## Task data
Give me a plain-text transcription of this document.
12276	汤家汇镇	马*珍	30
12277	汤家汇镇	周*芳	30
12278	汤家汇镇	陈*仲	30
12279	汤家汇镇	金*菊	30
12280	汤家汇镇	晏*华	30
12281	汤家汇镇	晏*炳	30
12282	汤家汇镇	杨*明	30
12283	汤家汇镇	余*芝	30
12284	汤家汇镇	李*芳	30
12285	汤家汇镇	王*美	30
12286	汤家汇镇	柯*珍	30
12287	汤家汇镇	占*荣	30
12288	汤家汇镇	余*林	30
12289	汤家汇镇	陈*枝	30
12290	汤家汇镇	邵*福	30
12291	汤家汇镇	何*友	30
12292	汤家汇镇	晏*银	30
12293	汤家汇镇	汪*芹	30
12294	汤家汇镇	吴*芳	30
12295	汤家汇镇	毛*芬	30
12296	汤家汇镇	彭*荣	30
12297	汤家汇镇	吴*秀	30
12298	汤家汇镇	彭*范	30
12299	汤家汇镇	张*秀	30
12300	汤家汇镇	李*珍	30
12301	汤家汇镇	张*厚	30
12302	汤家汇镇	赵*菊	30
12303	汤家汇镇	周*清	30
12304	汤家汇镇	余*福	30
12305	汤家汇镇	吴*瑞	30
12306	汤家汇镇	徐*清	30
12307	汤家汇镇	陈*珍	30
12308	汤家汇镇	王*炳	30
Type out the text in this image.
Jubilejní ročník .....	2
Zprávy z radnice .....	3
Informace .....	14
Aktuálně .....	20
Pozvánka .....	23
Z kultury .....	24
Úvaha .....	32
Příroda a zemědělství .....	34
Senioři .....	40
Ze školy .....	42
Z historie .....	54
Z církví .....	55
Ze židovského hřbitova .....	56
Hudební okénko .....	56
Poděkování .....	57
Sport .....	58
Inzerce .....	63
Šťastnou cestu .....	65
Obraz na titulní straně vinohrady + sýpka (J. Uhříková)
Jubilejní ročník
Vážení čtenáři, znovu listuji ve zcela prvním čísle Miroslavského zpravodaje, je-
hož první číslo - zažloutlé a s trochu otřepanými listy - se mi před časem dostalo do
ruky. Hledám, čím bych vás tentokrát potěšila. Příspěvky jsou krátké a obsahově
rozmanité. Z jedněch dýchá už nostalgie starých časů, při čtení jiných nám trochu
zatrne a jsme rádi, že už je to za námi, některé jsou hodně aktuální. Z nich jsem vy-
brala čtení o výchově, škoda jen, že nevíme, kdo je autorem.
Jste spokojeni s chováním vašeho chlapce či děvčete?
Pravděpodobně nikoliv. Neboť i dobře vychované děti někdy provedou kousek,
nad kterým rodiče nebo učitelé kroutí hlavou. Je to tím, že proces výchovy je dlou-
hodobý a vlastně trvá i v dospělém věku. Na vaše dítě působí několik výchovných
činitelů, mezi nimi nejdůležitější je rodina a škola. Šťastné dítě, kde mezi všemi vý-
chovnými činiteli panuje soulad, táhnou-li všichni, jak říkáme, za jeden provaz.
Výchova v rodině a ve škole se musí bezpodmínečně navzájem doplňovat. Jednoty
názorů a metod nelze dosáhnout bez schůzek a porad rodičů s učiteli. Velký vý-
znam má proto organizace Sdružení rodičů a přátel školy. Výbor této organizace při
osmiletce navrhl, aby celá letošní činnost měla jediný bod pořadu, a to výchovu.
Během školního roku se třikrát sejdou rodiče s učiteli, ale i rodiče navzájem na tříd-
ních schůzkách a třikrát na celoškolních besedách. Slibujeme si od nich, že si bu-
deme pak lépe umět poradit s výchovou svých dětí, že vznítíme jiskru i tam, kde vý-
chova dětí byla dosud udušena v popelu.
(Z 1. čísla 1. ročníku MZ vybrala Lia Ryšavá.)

## Exercise brief
Print out every entry, keeping each one exact.

## Exercise output
Give me a plain-text transcription of this document.
12276	汤家汇镇	马*珍	30
12277	汤家汇镇	周*芳	30
12278	汤家汇镇	陈*仲	30
12279	汤家汇镇	金*菊	30
12280	汤家汇镇	晏*华	30
12281	汤家汇镇	晏*炳	30
12282	汤家汇镇	杨*明	30
12283	汤家汇镇	余*芝	30
12284	汤家汇镇	李*芳	30
12285	汤家汇镇	王*美	30
12286	汤家汇镇	柯*珍	30
12287	汤家汇镇	占*荣	30
12288	汤家汇镇	余*林	30
12289	汤家汇镇	陈*枝	30
12290	汤家汇镇	邵*福	30
12291	汤家汇镇	何*友	30
12292	汤家汇镇	晏*银	30
12293	汤家汇镇	汪*芹	30
12294	汤家汇镇	吴*芳	30
12295	汤家汇镇	毛*芬	30
12296	汤家汇镇	彭*荣	30
12297	汤家汇镇	吴*秀	30
12298	汤家汇镇	彭*范	30
12299	汤家汇镇	张*秀	30
12300	汤家汇镇	李*珍	30
12301	汤家汇镇	张*厚	30
12302	汤家汇镇	赵*菊	30
12303	汤家汇镇	周*清	30
12304	汤家汇镇	余*福	30
12305	汤家汇镇	吴*瑞	30
12306	汤家汇镇	徐*清	30
12307	汤家汇镇	陈*珍	30
12308	汤家汇镇	王*炳	30
Type out the text in this image.
Jubilejní ročník .....	2
Zprávy z radnice .....	3
Informace .....	14
Aktuálně .....	20
Pozvánka .....	23
Z kultury .....	24
Úvaha .....	32
Příroda a zemědělství .....	34
Senioři .....	40
Ze školy .....	42
Z historie .....	54
Z církví .....	55
Ze židovského hřbitova .....	56
Hudební okénko .....	56
Poděkování .....	57
Sport .....	58
Inzerce .....	63
Šťastnou cestu .....	65
Obraz na titulní straně vinohrady + sýpka (J. Uhříková)
Jubilejní ročník
Vážení čtenáři, znovu listuji ve zcela prvním čísle Miroslavského zpravodaje, je-
hož první číslo - zažloutlé a s trochu otřepanými listy - se mi před časem dostalo do
ruky. Hledám, čím bych vás tentokrát potěšila. Příspěvky jsou krátké a obsahově
rozmanité. Z jedněch dýchá už nostalgie starých časů, při čtení jiných nám trochu
zatrne a jsme rádi, že už je to za námi, některé jsou hodně aktuální. Z nich jsem vy-
brala čtení o výchově, škoda jen, že nevíme, kdo je autorem.
Jste spokojeni s chováním vašeho chlapce či děvčete?
Pravděpodobně nikoliv. Neboť i dobře vychované děti někdy provedou kousek,
nad kterým rodiče nebo učitelé kroutí hlavou. Je to tím, že proces výchovy je dlou-
hodobý a vlastně trvá i v dospělém věku. Na vaše dítě působí několik výchovných
činitelů, mezi nimi nejdůležitější je rodina a škola. Šťastné dítě, kde mezi všemi vý-
chovnými činiteli panuje soulad, táhnou-li všichni, jak říkáme, za jeden provaz.
Výchova v rodině a ve škole se musí bezpodmínečně navzájem doplňovat. Jednoty
názorů a metod nelze dosáhnout bez schůzek a porad rodičů s učiteli. Velký vý-
znam má proto organizace Sdružení rodičů a přátel školy. Výbor této organizace při
osmiletce navrhl, aby celá letošní činnost měla jediný bod pořadu, a to výchovu.
Během školního roku se třikrát sejdou rodiče s učiteli, ale i rodiče navzájem na tříd-
ních schůzkách a třikrát na celoškolních besedách. Slibujeme si od nich, že si bu-
deme pak lépe umět poradit s výchovou svých dětí, že vznítíme jiskru i tam, kde vý-
chova dětí byla dosud udušena v popelu.
(Z 1. čísla 1. ročníku MZ vybrala Lia Ryšavá.)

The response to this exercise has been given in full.